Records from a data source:
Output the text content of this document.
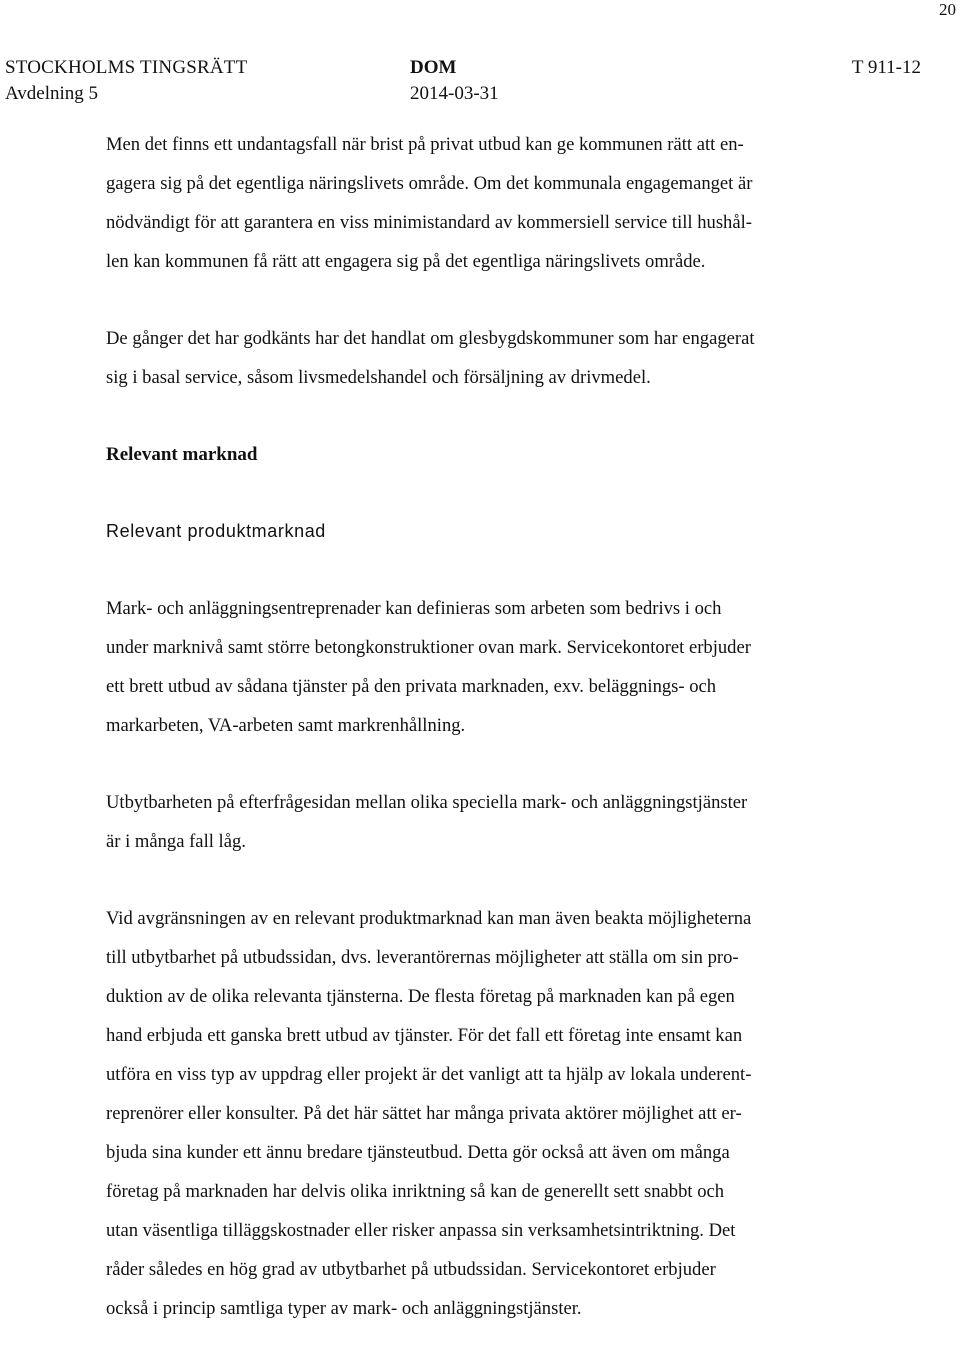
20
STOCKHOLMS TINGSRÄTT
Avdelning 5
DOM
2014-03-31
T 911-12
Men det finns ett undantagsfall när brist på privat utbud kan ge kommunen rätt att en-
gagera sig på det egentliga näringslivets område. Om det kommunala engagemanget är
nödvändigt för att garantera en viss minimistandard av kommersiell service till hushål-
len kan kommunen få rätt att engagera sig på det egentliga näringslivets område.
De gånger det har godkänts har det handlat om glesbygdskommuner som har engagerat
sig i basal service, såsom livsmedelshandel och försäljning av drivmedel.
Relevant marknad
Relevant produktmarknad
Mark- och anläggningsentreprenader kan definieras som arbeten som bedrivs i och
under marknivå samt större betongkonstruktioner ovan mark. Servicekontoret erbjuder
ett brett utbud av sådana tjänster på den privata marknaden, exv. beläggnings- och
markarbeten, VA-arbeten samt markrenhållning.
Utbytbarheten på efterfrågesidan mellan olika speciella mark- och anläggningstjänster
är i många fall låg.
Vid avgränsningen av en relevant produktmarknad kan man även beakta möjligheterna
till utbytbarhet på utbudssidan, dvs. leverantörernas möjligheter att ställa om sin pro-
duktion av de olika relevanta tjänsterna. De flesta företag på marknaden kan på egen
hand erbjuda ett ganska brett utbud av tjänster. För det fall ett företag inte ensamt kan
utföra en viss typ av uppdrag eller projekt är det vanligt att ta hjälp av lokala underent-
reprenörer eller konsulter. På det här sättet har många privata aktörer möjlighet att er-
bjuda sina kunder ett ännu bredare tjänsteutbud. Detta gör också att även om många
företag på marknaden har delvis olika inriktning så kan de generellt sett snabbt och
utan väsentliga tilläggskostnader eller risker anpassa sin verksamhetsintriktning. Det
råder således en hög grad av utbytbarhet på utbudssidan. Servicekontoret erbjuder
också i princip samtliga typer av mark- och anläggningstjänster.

==

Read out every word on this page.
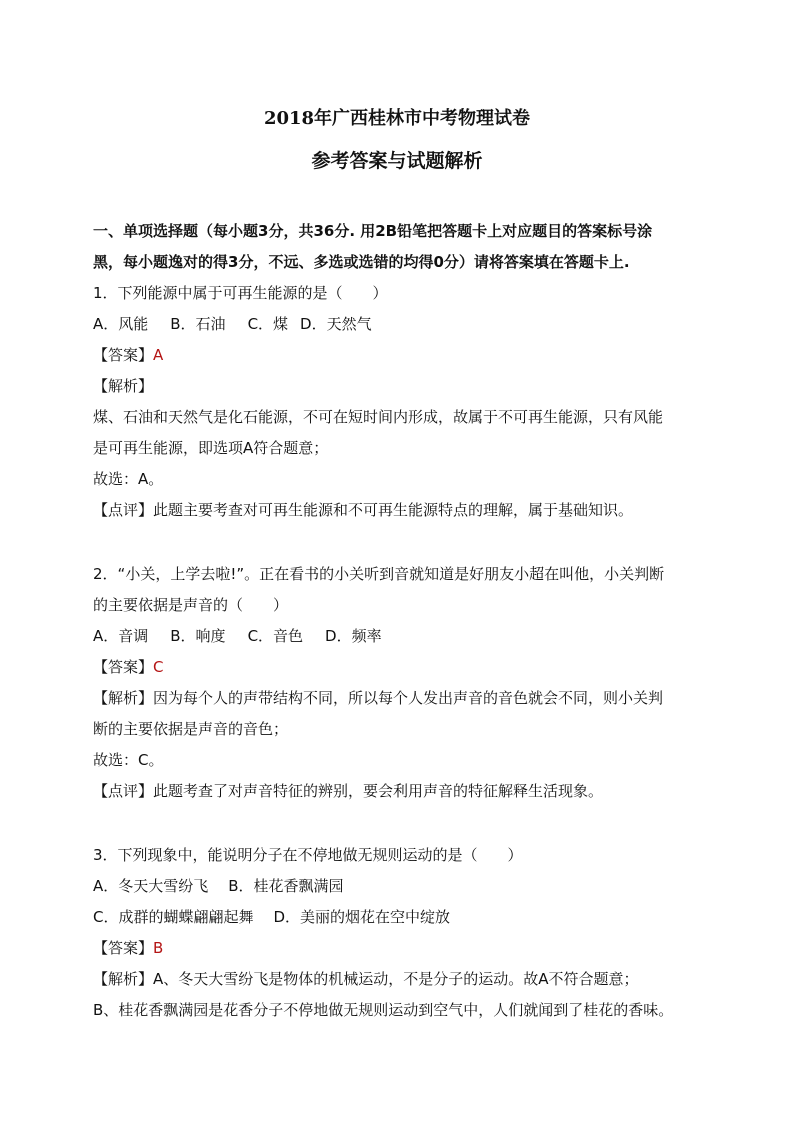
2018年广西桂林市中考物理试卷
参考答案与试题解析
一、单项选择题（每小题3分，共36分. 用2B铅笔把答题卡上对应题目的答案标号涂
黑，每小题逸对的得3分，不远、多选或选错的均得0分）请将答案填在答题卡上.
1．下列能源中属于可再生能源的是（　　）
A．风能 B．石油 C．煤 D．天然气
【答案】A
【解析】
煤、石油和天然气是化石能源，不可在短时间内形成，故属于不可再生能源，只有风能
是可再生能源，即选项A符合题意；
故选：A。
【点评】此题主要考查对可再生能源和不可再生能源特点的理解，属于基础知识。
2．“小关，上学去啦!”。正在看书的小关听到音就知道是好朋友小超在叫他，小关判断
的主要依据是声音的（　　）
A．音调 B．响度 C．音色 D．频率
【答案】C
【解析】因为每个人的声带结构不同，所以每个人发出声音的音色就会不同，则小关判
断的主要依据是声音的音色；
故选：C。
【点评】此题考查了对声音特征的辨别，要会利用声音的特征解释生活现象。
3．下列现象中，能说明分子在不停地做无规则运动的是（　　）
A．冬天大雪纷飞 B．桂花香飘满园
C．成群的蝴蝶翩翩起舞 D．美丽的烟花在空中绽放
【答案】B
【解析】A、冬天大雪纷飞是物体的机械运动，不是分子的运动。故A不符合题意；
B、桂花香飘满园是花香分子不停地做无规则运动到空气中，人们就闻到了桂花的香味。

---

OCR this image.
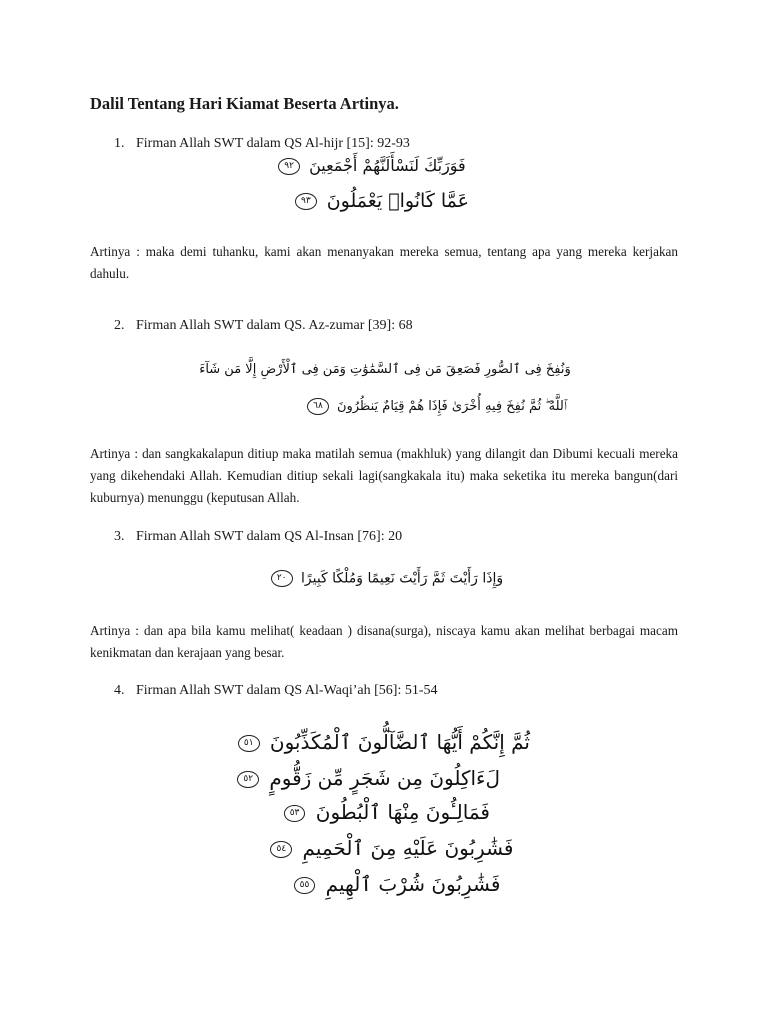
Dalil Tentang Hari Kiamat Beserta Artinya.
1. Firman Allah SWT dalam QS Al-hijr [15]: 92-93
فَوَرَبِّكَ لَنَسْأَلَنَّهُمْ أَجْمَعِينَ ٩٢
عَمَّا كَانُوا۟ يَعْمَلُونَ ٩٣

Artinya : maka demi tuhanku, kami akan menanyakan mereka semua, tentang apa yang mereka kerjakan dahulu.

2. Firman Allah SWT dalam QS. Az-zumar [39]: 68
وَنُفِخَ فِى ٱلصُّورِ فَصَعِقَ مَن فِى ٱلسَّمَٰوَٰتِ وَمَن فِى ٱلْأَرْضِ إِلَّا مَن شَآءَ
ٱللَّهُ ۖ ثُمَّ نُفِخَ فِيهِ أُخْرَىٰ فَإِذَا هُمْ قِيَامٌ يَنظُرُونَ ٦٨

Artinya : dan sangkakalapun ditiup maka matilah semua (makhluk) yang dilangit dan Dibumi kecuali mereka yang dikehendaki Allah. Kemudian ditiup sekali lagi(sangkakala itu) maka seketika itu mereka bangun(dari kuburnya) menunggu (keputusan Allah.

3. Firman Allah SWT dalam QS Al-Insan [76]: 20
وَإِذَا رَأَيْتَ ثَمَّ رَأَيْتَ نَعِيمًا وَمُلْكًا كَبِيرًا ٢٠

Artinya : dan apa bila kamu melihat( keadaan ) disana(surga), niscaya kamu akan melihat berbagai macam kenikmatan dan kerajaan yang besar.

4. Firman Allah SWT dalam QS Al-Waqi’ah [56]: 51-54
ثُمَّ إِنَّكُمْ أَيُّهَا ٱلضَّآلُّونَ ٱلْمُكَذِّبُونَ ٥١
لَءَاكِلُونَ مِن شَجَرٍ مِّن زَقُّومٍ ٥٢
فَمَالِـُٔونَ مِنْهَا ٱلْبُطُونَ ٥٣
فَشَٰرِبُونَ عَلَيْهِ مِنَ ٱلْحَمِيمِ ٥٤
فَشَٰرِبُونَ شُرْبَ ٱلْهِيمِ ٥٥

▸ **EXERCISE REQUIREMENTS**: Gather up every line in the data above that contains the word "erbjuder", copying each one.

▸ **FINAL RESULT**:
under marknivå samt större betongkonstruktioner ovan mark. Servicekontoret erbjuder
råder således en hög grad av utbytbarhet på utbudssidan. Servicekontoret erbjuder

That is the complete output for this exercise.